*** ENTRIES

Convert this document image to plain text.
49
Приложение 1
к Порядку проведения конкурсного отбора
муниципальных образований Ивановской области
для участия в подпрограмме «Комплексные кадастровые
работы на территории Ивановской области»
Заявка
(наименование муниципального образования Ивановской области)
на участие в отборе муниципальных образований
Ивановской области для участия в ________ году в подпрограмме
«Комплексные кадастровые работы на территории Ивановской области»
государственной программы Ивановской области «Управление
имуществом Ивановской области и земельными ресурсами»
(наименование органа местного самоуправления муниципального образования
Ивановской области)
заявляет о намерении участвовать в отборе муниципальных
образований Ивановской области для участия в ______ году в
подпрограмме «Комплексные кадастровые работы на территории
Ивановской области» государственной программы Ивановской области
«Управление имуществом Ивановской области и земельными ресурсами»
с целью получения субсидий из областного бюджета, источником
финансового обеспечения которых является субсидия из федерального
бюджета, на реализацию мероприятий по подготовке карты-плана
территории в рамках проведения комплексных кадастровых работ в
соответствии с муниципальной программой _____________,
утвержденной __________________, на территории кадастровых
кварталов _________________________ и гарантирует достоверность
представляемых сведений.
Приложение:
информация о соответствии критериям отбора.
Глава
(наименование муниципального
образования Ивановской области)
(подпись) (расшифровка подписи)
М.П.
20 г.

******
*** ENTRIES

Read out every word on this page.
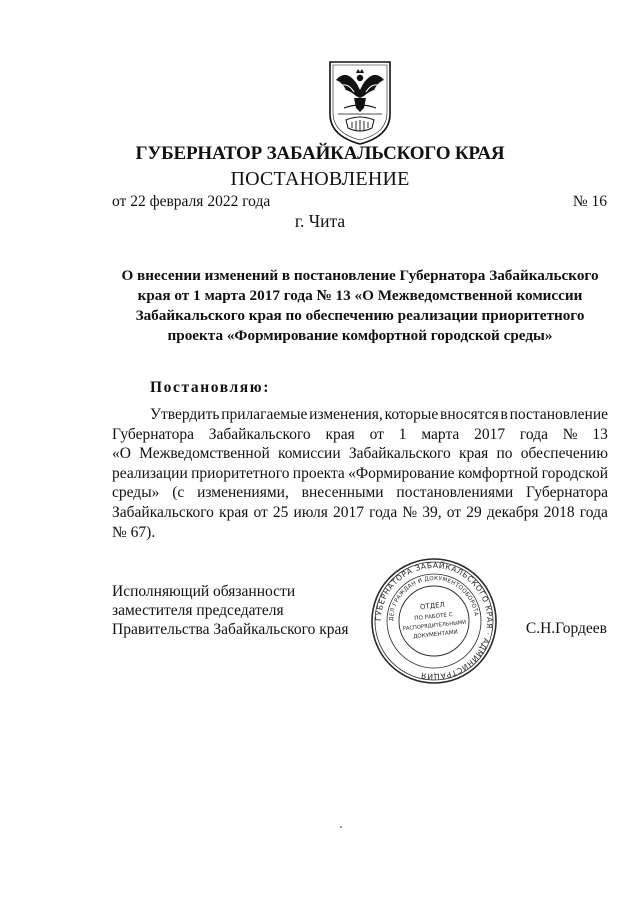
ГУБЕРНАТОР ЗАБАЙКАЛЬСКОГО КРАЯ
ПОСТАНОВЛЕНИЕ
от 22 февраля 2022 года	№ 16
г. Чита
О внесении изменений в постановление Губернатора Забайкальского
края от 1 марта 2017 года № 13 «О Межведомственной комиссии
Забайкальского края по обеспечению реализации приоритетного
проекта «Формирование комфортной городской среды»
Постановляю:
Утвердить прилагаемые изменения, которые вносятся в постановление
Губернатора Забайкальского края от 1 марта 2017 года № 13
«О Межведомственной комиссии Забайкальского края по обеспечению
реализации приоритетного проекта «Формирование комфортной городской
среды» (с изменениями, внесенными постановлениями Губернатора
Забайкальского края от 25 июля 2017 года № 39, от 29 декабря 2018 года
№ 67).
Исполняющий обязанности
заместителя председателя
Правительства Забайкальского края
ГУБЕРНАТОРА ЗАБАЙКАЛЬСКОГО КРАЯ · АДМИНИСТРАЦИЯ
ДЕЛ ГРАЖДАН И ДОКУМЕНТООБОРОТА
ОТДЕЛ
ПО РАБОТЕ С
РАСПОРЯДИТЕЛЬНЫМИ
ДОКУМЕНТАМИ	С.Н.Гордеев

******

• _WHAT IS EXPECTED_:
Pull out each line of the listing that holds the string "реализации".

• _EXPECTED ANSWER_:
Забайкальского края по обеспечению реализации приоритетного
реализации приоритетного проекта «Формирование комфортной городской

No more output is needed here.